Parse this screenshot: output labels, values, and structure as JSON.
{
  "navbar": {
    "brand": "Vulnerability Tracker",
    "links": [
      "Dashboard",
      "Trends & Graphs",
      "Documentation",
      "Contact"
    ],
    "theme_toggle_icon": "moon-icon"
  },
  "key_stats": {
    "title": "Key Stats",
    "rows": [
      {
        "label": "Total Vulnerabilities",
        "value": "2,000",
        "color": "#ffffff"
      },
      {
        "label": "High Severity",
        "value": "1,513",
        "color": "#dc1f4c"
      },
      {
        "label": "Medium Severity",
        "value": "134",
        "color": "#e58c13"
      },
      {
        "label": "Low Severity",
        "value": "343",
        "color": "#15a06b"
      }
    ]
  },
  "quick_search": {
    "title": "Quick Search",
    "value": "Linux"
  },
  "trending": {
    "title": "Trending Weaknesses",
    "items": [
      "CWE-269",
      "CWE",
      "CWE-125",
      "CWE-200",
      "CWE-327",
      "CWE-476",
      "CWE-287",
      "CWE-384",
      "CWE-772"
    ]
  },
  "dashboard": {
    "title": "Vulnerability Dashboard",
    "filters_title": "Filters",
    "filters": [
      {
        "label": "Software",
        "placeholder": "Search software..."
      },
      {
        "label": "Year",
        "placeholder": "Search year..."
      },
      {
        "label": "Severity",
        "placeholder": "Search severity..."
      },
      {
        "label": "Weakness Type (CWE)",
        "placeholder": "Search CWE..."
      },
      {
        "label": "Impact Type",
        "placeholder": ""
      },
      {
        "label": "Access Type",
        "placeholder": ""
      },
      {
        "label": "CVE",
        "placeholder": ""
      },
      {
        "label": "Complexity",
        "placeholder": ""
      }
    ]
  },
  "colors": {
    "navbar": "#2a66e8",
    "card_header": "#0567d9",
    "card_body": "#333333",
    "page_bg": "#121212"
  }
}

● ● ● ●

• Written request: Write the data from above out again, exactly.

• Full solution:
Parse this screenshot: output labels, values, and structure as JSON.
{
  "navbar": {
    "brand": "Vulnerability Tracker",
    "links": [
      "Dashboard",
      "Trends & Graphs",
      "Documentation",
      "Contact"
    ],
    "theme_toggle_icon": "moon-icon"
  },
  "key_stats": {
    "title": "Key Stats",
    "rows": [
      {
        "label": "Total Vulnerabilities",
        "value": "2,000",
        "color": "#ffffff"
      },
      {
        "label": "High Severity",
        "value": "1,513",
        "color": "#dc1f4c"
      },
      {
        "label": "Medium Severity",
        "value": "134",
        "color": "#e58c13"
      },
      {
        "label": "Low Severity",
        "value": "343",
        "color": "#15a06b"
      }
    ]
  },
  "quick_search": {
    "title": "Quick Search",
    "value": "Linux"
  },
  "trending": {
    "title": "Trending Weaknesses",
    "items": [
      "CWE-269",
      "CWE",
      "CWE-125",
      "CWE-200",
      "CWE-327",
      "CWE-476",
      "CWE-287",
      "CWE-384",
      "CWE-772"
    ]
  },
  "dashboard": {
    "title": "Vulnerability Dashboard",
    "filters_title": "Filters",
    "filters": [
      {
        "label": "Software",
        "placeholder": "Search software..."
      },
      {
        "label": "Year",
        "placeholder": "Search year..."
      },
      {
        "label": "Severity",
        "placeholder": "Search severity..."
      },
      {
        "label": "Weakness Type (CWE)",
        "placeholder": "Search CWE..."
      },
      {
        "label": "Impact Type",
        "placeholder": ""
      },
      {
        "label": "Access Type",
        "placeholder": ""
      },
      {
        "label": "CVE",
        "placeholder": ""
      },
      {
        "label": "Complexity",
        "placeholder": ""
      }
    ]
  },
  "colors": {
    "navbar": "#2a66e8",
    "card_header": "#0567d9",
    "card_body": "#333333",
    "page_bg": "#121212"
  }
}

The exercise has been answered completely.